→ Given problem
Work through the data line by line, gathering every line that has the word "TradingView".

BEGIN Records supplied

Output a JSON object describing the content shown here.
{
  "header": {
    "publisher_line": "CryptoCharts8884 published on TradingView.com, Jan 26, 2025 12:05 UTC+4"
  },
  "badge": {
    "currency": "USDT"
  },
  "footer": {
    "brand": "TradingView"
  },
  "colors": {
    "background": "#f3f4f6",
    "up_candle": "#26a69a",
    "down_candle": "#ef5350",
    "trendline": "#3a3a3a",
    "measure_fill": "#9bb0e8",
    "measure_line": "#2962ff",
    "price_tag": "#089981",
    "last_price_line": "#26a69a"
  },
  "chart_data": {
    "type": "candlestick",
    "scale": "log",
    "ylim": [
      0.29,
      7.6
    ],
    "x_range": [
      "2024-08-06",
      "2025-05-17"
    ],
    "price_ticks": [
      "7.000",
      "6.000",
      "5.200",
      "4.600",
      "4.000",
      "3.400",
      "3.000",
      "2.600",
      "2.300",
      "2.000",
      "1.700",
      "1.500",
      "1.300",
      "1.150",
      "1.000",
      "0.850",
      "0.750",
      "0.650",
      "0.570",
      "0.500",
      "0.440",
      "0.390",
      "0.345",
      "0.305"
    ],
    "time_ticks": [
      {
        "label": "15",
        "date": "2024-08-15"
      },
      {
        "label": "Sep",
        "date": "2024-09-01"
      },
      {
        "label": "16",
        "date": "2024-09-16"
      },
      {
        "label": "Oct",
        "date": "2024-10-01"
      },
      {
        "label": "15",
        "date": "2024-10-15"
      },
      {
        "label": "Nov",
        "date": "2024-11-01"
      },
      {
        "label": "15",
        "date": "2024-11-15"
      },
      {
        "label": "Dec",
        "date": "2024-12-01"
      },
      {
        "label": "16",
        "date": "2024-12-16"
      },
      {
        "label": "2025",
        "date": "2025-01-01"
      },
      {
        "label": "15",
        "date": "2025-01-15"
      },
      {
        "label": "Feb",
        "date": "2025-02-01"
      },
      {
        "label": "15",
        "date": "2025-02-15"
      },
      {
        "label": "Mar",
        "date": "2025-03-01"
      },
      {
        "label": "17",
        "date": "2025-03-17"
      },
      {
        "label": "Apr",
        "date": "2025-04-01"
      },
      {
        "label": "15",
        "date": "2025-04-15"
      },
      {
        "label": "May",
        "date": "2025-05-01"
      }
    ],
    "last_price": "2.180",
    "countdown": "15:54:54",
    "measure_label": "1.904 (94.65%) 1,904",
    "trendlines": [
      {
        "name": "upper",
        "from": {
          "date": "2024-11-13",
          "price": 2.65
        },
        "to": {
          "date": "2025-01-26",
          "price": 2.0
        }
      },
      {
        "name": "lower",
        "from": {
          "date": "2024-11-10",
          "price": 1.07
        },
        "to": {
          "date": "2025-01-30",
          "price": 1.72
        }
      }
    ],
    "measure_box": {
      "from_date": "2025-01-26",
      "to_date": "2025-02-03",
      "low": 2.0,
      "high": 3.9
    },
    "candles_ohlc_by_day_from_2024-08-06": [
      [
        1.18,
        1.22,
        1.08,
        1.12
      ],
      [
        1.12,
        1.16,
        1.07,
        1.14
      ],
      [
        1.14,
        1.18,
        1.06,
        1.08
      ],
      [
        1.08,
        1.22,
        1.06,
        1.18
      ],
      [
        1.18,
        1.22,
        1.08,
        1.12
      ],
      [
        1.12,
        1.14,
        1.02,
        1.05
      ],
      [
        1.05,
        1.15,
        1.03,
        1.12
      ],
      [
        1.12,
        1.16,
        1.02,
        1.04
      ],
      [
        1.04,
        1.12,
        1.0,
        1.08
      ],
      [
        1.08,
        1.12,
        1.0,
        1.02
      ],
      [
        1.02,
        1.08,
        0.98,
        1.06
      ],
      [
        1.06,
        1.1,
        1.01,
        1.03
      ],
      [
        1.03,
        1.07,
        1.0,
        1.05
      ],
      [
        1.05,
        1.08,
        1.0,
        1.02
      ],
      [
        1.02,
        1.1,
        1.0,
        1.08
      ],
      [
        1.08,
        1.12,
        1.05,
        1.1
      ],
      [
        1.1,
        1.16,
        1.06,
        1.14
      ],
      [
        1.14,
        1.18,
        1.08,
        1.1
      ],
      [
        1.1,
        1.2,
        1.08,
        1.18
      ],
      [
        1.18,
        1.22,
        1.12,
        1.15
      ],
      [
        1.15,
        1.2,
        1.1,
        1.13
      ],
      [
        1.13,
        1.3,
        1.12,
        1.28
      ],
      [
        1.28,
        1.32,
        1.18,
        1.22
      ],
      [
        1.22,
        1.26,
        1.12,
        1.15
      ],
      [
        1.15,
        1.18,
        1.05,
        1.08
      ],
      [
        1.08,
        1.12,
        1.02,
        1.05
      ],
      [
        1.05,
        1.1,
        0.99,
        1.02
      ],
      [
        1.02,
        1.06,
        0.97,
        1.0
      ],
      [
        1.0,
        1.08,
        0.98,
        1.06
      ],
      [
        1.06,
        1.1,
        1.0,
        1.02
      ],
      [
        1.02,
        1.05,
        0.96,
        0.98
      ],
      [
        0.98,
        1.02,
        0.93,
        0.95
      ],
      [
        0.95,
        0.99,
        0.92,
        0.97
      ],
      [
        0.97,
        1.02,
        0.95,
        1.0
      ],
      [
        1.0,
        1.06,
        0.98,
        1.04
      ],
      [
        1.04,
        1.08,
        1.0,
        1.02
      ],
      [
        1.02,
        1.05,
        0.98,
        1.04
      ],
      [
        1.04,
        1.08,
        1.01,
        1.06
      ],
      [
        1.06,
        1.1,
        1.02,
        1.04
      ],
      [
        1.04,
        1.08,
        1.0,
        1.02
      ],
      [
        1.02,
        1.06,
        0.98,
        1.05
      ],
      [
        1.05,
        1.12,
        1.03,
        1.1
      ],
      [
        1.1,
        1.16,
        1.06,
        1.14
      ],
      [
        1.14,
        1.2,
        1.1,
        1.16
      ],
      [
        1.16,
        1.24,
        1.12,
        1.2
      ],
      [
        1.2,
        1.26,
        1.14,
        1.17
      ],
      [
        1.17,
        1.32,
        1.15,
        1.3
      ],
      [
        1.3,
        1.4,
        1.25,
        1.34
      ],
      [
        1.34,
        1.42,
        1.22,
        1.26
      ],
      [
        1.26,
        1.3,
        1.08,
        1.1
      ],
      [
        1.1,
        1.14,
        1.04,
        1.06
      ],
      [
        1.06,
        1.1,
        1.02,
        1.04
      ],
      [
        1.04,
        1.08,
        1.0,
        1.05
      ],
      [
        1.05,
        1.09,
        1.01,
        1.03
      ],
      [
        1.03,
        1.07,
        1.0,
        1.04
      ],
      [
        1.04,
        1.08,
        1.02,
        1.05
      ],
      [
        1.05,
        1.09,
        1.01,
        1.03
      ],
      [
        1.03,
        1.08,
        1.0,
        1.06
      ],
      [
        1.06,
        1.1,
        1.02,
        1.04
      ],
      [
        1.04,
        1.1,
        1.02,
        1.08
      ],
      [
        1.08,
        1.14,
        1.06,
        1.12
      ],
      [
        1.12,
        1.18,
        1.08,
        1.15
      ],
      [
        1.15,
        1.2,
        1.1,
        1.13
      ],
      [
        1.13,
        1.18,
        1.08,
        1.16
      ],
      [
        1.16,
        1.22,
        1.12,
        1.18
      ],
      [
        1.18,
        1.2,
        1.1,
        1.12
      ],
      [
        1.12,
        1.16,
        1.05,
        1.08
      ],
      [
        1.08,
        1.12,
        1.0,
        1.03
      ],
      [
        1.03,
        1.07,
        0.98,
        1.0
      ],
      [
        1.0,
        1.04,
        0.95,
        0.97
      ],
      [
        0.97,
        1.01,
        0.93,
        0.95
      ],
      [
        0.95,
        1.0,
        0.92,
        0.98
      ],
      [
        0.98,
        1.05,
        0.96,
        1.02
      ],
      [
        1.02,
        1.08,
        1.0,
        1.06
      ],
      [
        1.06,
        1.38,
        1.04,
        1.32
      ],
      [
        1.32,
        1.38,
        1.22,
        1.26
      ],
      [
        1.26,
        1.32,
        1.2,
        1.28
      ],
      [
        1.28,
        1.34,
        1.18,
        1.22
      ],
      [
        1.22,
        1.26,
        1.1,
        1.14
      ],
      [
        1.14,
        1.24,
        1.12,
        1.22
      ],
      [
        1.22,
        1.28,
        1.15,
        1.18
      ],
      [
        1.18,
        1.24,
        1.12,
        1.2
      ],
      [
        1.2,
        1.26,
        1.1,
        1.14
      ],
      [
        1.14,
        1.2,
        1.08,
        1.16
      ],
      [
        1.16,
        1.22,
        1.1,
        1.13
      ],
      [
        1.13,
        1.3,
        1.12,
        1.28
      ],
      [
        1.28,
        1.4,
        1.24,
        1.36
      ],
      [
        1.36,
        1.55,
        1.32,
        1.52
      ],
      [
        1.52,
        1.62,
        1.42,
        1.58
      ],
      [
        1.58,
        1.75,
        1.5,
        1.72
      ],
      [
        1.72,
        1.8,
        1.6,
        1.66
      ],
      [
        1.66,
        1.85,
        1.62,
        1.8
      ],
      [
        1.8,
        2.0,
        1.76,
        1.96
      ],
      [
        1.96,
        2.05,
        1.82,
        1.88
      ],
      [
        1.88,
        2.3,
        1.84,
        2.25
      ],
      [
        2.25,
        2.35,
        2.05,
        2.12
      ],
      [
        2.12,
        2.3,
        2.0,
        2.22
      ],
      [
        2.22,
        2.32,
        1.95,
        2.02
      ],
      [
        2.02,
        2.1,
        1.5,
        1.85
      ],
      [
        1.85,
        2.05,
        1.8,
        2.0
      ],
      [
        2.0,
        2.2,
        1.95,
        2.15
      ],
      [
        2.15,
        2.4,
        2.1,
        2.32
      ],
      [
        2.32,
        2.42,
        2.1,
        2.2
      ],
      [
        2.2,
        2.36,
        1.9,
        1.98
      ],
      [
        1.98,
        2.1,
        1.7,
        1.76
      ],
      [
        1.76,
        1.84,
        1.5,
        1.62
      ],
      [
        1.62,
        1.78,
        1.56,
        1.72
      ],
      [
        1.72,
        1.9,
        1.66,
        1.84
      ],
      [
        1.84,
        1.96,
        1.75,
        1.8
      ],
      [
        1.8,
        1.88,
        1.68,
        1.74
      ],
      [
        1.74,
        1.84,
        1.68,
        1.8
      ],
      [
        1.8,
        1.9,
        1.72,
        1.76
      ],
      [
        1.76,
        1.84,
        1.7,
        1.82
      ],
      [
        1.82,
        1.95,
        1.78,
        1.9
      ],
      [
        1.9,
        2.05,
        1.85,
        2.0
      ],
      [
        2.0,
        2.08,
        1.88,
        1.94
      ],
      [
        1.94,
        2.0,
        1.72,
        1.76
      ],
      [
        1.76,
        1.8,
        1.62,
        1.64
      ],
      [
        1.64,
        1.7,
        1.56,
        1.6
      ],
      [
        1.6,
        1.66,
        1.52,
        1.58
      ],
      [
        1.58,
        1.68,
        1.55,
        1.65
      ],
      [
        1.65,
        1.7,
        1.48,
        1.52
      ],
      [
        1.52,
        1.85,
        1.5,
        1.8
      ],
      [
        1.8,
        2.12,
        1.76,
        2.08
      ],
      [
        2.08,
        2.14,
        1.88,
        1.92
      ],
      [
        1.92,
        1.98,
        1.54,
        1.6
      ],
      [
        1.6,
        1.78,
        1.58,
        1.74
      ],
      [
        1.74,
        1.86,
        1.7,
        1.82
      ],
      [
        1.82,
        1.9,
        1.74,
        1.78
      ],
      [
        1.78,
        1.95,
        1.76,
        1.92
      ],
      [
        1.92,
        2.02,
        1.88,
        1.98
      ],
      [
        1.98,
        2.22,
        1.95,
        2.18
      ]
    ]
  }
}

END Records supplied

→ Correct response
    "publisher_line": "CryptoCharts8884 published on TradingView.com, Jan 26, 2025 12:05 UTC+4"
    "brand": "TradingView"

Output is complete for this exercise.